(Stored entries)
• • • • •
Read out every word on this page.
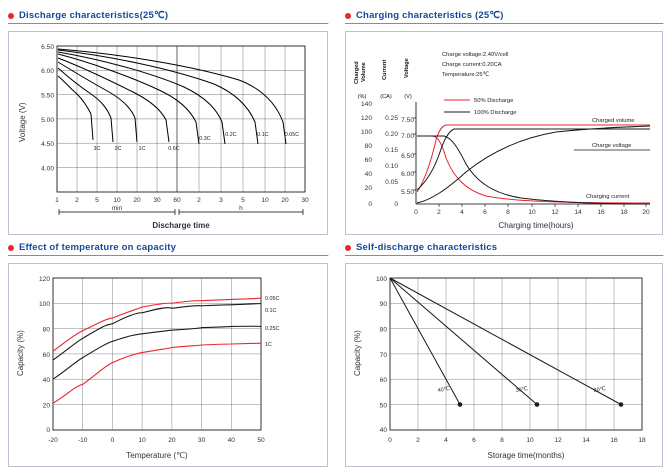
Discharge characteristics(25℃)
Voltage (V)
6.50
6.00
5.50
5.00
4.50
4.00
1 2 5 10 20 30 60 2	3	5 10 20 30
min	h
Discharge time
3C	2C	1C	0.6C
0.3C
0.2C	0.1C	0.05C
Charging characteristics (25℃)
Charged Volume	Current	Voltage
(%) (CA) (V)
Charge voltage:2.40V/cell
Charge current:0.20CA
Temperature:25℃
50% Discharge
100% Discharge
140
120
100
80
60
40
20
0
0.25
0.20
0.15
0.10
0.05
0
7.50
7.00
6.50
6.00
5.50
0	2	4	6	8	10 12 14 16 18 20
Charging time(hours)
Charged volume
Charge voltage
Charging current
Effect of temperature on capacity
Capacity (%)
120
100
80
60
40
20
0
-20	-10	0	10	20	30	40	50
Temperature (℃)
0.05C
0.1C
0.25C
1C
Self-discharge characteristics
Capacity (%)
100
90
80
70
60
50
40
0	2	4	6	8	10	12	14	16	18
Storage time(months)
40℃	30℃	20℃
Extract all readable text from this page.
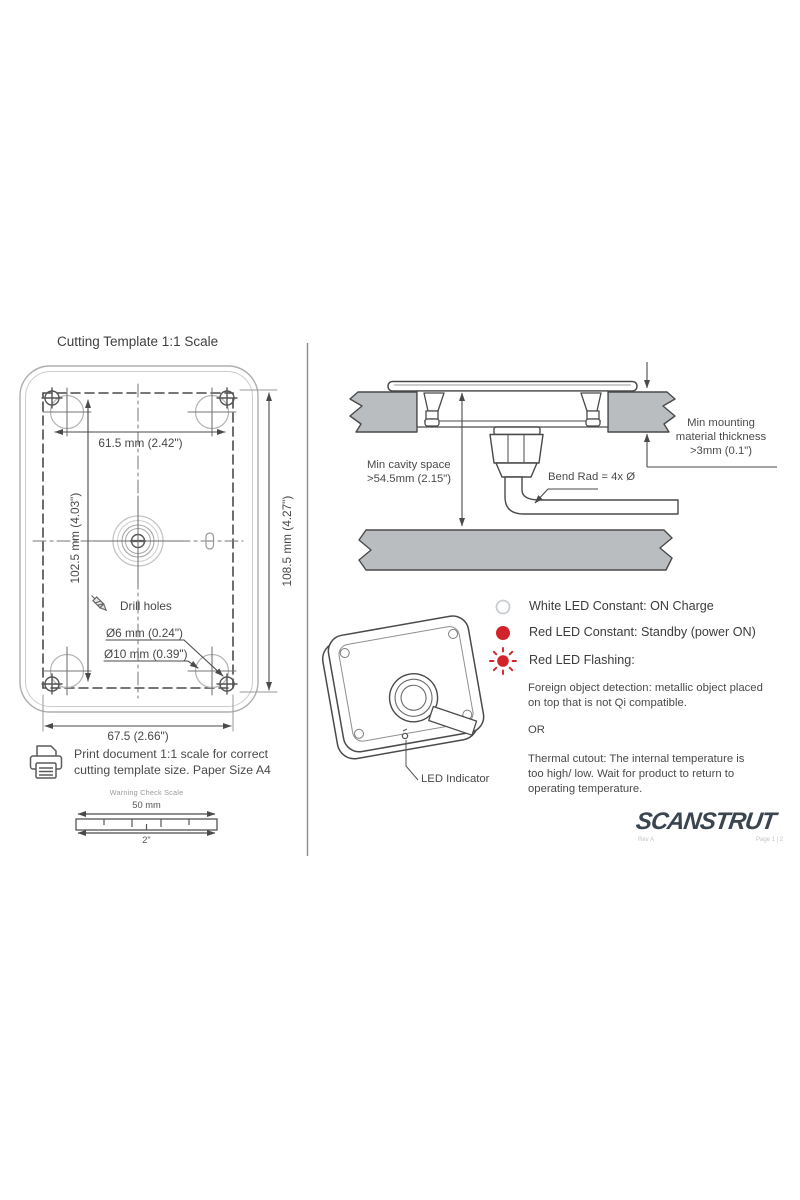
Cutting Template 1:1 Scale
61.5 mm (2.42")
102.5 mm (4.03")	108.5 mm (4.27")
Drill holes
Ø6 mm (0.24")
Ø10 mm (0.39")
67.5 (2.66")
Print document 1:1 scale for correct
cutting template size. Paper Size A4
Warning Check Scale
50 mm
2"
Min cavity space
>54.5mm (2.15")	Bend Rad = 4x Ø
Min mounting
material thickness
>3mm (0.1")
LED Indicator
White LED Constant: ON Charge
Red LED Constant: Standby (power ON)
Red LED Flashing:
Foreign object detection: metallic object placed
on top that is not Qi compatible.
OR
Thermal cutout: The internal temperature is
too high/ low. Wait for product to return to
operating temperature.
SCANSTRUT
Rev A	Page 1 | 2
• • • • •
## The exercise
Using the material above, copy every line in which the string "Constant" occurs.

## Task output
White LED Constant: ON Charge
Red LED Constant: Standby (power ON)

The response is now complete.